• Instructions for the task:
Return all entries precisely as they stand, without the images.

Records excerpted from a collection:
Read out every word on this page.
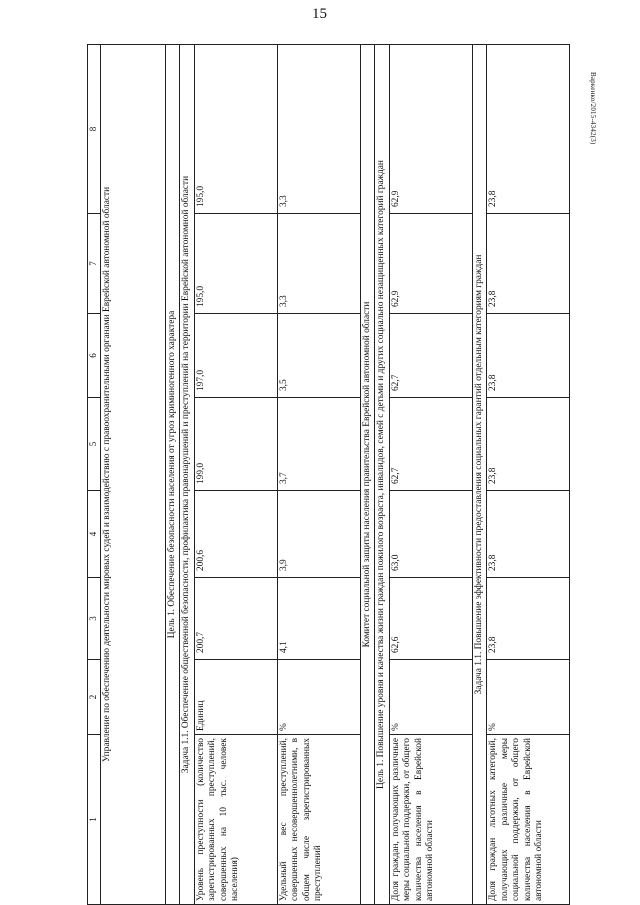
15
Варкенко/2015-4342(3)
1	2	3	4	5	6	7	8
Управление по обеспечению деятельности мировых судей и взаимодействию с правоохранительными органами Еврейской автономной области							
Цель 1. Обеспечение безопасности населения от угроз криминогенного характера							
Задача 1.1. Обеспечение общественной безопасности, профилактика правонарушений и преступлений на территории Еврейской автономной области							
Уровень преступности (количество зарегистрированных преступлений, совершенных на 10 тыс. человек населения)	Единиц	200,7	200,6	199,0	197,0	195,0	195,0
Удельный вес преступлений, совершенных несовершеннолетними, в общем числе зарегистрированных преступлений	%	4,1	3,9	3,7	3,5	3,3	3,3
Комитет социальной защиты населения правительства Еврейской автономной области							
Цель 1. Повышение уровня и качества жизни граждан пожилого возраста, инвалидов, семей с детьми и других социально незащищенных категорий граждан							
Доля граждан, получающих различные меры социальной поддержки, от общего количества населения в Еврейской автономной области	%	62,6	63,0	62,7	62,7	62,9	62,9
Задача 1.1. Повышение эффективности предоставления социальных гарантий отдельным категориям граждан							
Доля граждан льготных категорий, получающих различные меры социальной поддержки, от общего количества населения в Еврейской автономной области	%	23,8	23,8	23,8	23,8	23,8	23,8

• Solution to this exercise:
Read out every word on this page.
15
Варкенко/2015-4342(3)
1	2	3	4	5	6	7	8
Управление по обеспечению деятельности мировых судей и взаимодействию с правоохранительными органами Еврейской автономной области							
Цель 1. Обеспечение безопасности населения от угроз криминогенного характера							
Задача 1.1. Обеспечение общественной безопасности, профилактика правонарушений и преступлений на территории Еврейской автономной области							
Уровень преступности (количество зарегистрированных преступлений, совершенных на 10 тыс. человек населения)	Единиц	200,7	200,6	199,0	197,0	195,0	195,0
Удельный вес преступлений, совершенных несовершеннолетними, в общем числе зарегистрированных преступлений	%	4,1	3,9	3,7	3,5	3,3	3,3
Комитет социальной защиты населения правительства Еврейской автономной области							
Цель 1. Повышение уровня и качества жизни граждан пожилого возраста, инвалидов, семей с детьми и других социально незащищенных категорий граждан							
Доля граждан, получающих различные меры социальной поддержки, от общего количества населения в Еврейской автономной области	%	62,6	63,0	62,7	62,7	62,9	62,9
Задача 1.1. Повышение эффективности предоставления социальных гарантий отдельным категориям граждан							
Доля граждан льготных категорий, получающих различные меры социальной поддержки, от общего количества населения в Еврейской автономной области	%	23,8	23,8	23,8	23,8	23,8	23,8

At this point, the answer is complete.